Task instructions: Search the material and gather each line with "title" in it.

Records to process:
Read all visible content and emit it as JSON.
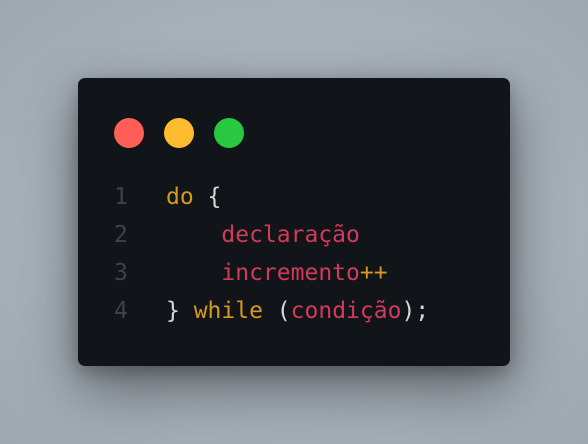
{
  "window": {
    "controls": [
      {
        "name": "close",
        "color": "#ff5f57"
      },
      {
        "name": "minimize",
        "color": "#febc2e"
      },
      {
        "name": "maximize",
        "color": "#28c840"
      }
    ]
  },
  "colors": {
    "keyword": "#d59a1c",
    "identifier": "#d23a5a",
    "punctuation": "#d6d8dc",
    "line_number": "#3e434b",
    "background": "#111419"
  },
  "code": {
    "lines": [
      {
        "number": "1",
        "keyword_do": "do",
        "open_brace": " {"
      },
      {
        "number": "2",
        "indent": "    ",
        "identifier": "declaração"
      },
      {
        "number": "3",
        "indent": "    ",
        "identifier": "incremento",
        "operator": "++"
      },
      {
        "number": "4",
        "close_brace": "} ",
        "keyword_while": "while",
        "open_paren": " (",
        "identifier": "condição",
        "close_paren": ");"
      }
    ]
  }
}
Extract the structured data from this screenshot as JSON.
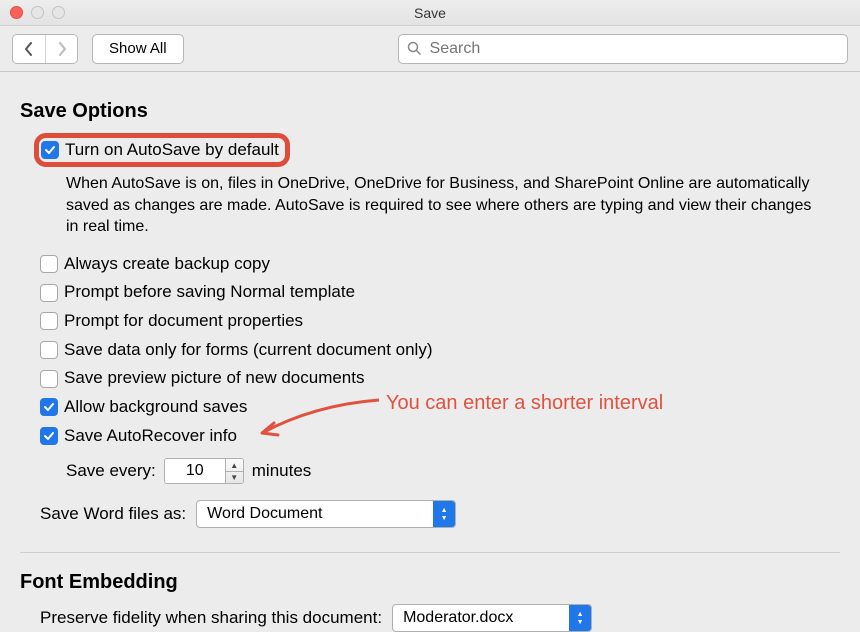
{
  "window": {
    "title": "Save"
  },
  "toolbar": {
    "show_all": "Show All",
    "search_placeholder": "Search"
  },
  "sections": {
    "save_options": {
      "title": "Save Options",
      "autosave": {
        "label": "Turn on AutoSave by default",
        "checked": true,
        "description": "When AutoSave is on, files in OneDrive, OneDrive for Business, and SharePoint Online are automatically saved as changes are made. AutoSave is required to see where others are typing and view their changes in real time."
      },
      "backup_copy": {
        "label": "Always create backup copy",
        "checked": false
      },
      "prompt_normal": {
        "label": "Prompt before saving Normal template",
        "checked": false
      },
      "prompt_props": {
        "label": "Prompt for document properties",
        "checked": false
      },
      "forms_only": {
        "label": "Save data only for forms (current document only)",
        "checked": false
      },
      "preview_pic": {
        "label": "Save preview picture of new documents",
        "checked": false
      },
      "bg_saves": {
        "label": "Allow background saves",
        "checked": true
      },
      "autorecover": {
        "label": "Save AutoRecover info",
        "checked": true
      },
      "save_every": {
        "label_prefix": "Save every:",
        "value": "10",
        "label_suffix": "minutes"
      },
      "save_as": {
        "label": "Save Word files as:",
        "value": "Word Document"
      }
    },
    "font_embedding": {
      "title": "Font Embedding",
      "preserve": {
        "label": "Preserve fidelity when sharing this document:",
        "value": "Moderator.docx"
      }
    }
  },
  "annotation": {
    "text": "You can enter a shorter interval"
  }
}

Reply:
    "title": "Save"
      "title": "Save Options",
      "title": "Font Embedding",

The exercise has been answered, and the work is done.